American cartoonist (1897–1944)

Paul Fung (1897–1944) was an American cartoonist best known for the comic strip Dumb Dora.

== Early life ==
Fung's father was a Baptist minister, the Reverend Fung Chak, a graduate of Stanford University. Paul was born in Seattle, where his father was pastor of Seattle's Chinese Baptist mission. In China, Fung Chak was renowned as a translator of hymns and patriotic songs, Paul studied traditional Chinese art, which included painting cherry blossoms on delicate fans. But he became familiar with cartooning because his sister in Portland, Oregon mailed him Sunday comics sections. Returning to Seattle, Fung received further art training by studying the Landon School of Illustrating and Cartooning's mail order correspondence course while he was attending Franklin High School, where he drew cartoons for the school paper. In addition to drawing, he also sang and played several musical instruments.

==Sports cartoons==
When his father died while he was in high school, Paul set out to find work. He drew cartoons which were displayed in the lobby of a Seattle vaudeville house, and he performed chalk talks at Seattle's Orpheum Theatre. In 1916, he began doing news and sports cartoons for the Seattle Post-Intelligencer. In 1919, he was profiled in Everybody's Magazine.

* EXCERPTED RECORDS *
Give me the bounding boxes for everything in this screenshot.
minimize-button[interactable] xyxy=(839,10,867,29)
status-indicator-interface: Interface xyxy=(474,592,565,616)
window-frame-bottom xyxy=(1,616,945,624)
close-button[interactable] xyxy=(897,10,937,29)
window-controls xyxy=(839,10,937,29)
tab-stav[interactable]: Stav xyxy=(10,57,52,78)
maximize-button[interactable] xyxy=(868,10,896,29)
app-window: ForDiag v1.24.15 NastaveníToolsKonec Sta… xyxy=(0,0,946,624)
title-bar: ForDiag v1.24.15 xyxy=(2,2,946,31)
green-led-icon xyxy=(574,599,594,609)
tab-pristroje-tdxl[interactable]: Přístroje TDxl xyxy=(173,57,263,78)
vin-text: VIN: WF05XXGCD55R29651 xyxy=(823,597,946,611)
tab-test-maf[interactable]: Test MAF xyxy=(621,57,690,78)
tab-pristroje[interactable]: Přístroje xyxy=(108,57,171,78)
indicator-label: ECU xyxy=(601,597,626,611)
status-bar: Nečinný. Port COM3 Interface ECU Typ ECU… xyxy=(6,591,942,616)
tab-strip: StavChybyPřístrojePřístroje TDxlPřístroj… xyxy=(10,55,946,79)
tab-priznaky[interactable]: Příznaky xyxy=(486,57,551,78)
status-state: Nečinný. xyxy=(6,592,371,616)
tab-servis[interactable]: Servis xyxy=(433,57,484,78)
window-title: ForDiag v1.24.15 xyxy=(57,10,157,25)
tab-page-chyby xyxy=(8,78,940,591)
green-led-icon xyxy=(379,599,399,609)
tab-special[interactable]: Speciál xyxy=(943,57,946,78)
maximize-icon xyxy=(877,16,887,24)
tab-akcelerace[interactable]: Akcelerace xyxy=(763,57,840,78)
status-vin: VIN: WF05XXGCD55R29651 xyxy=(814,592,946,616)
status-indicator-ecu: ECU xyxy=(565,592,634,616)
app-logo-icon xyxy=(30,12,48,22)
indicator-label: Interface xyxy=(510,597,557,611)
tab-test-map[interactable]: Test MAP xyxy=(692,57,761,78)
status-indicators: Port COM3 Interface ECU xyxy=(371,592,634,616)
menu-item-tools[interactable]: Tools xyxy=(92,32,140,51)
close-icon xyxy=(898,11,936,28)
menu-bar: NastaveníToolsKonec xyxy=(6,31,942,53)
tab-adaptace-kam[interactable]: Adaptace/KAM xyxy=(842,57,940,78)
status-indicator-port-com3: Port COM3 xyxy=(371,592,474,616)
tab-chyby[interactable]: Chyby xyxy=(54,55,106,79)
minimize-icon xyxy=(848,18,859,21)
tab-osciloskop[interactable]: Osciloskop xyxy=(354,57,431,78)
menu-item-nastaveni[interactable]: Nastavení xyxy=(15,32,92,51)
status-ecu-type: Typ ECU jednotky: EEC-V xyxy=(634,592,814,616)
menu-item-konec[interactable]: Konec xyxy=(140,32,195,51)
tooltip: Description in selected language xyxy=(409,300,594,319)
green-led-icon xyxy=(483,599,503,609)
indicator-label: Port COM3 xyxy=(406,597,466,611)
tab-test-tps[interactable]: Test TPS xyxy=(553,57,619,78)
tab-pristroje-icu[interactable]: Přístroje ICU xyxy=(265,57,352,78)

* COMPLETE THE FOLLOWING *
A - According to the Paul Fung biography, how did Fung become familiar with cartooning even though he had trained in traditional Chinese art? Answer in one to three sentences.
B - In the Paul Fung biography, what year did Fung begin doing news and sports cartoons for the Seattle Post-Intelligencer?

* RESULTS IN ORDER *
A - He became familiar with cartooning because his sister in Portland, Oregon mailed him Sunday comics sections.

B - 1916